──────── GIVEN INFORMATION

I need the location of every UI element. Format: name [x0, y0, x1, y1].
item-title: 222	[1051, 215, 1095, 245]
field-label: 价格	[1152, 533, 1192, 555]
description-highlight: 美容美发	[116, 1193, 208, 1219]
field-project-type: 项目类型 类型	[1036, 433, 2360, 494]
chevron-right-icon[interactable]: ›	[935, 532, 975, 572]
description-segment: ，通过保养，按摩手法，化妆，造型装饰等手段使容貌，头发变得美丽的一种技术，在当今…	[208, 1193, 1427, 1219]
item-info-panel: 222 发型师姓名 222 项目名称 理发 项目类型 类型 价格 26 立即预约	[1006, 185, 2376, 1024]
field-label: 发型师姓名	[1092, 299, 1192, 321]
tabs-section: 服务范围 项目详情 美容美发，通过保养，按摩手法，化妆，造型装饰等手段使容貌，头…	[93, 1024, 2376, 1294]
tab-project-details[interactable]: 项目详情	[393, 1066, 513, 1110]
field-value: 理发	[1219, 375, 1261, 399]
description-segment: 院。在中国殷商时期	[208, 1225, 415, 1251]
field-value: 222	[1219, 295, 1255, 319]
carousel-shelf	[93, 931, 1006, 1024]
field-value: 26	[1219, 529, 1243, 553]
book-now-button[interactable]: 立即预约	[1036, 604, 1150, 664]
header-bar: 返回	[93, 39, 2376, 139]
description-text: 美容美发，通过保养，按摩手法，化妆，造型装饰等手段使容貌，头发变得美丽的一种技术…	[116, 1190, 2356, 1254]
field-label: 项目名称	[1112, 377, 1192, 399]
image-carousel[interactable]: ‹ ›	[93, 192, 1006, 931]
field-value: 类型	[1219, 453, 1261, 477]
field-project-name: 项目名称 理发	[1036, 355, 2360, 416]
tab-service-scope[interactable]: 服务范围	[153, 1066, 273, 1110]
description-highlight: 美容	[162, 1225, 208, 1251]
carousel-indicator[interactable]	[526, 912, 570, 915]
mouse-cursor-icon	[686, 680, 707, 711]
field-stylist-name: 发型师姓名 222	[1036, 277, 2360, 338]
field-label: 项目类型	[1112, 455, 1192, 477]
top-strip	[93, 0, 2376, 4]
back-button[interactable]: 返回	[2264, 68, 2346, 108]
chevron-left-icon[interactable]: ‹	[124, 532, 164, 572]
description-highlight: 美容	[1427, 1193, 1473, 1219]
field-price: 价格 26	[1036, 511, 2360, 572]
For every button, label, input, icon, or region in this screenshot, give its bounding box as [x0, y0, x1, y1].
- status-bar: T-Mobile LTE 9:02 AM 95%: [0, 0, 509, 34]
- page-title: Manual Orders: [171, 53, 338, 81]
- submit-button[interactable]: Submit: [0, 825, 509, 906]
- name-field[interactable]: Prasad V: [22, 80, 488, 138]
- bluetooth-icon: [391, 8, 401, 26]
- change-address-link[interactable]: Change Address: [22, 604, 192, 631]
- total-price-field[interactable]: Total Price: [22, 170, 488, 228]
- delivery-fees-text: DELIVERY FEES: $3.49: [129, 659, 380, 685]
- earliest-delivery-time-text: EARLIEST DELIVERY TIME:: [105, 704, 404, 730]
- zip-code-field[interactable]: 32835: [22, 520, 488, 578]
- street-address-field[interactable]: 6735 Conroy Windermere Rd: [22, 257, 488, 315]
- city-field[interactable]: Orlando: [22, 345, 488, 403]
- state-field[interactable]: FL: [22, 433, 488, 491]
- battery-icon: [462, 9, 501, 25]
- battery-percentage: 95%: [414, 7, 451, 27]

────────────────

-- JOB --
Reproduce the entries word for word, from their first line through the line that contains "192, 1006, 931]", with both of those lines included.

-- ANSWER TO THIS TASK --
I need the location of every UI element. Format: name [x0, y0, x1, y1].
item-title: 222	[1051, 215, 1095, 245]
field-label: 价格	[1152, 533, 1192, 555]
description-highlight: 美容美发	[116, 1193, 208, 1219]
field-project-type: 项目类型 类型	[1036, 433, 2360, 494]
chevron-right-icon[interactable]: ›	[935, 532, 975, 572]
description-segment: ，通过保养，按摩手法，化妆，造型装饰等手段使容貌，头发变得美丽的一种技术，在当今…	[208, 1193, 1427, 1219]
item-info-panel: 222 发型师姓名 222 项目名称 理发 项目类型 类型 价格 26 立即预约	[1006, 185, 2376, 1024]
field-label: 发型师姓名	[1092, 299, 1192, 321]
tabs-section: 服务范围 项目详情 美容美发，通过保养，按摩手法，化妆，造型装饰等手段使容貌，头…	[93, 1024, 2376, 1294]
tab-project-details[interactable]: 项目详情	[393, 1066, 513, 1110]
field-value: 理发	[1219, 375, 1261, 399]
description-segment: 院。在中国殷商时期	[208, 1225, 415, 1251]
field-value: 222	[1219, 295, 1255, 319]
carousel-shelf	[93, 931, 1006, 1024]
field-value: 26	[1219, 529, 1243, 553]
book-now-button[interactable]: 立即预约	[1036, 604, 1150, 664]
header-bar: 返回	[93, 39, 2376, 139]
description-text: 美容美发，通过保养，按摩手法，化妆，造型装饰等手段使容貌，头发变得美丽的一种技术…	[116, 1190, 2356, 1254]
field-label: 项目名称	[1112, 377, 1192, 399]
image-carousel[interactable]: ‹ ›	[93, 192, 1006, 931]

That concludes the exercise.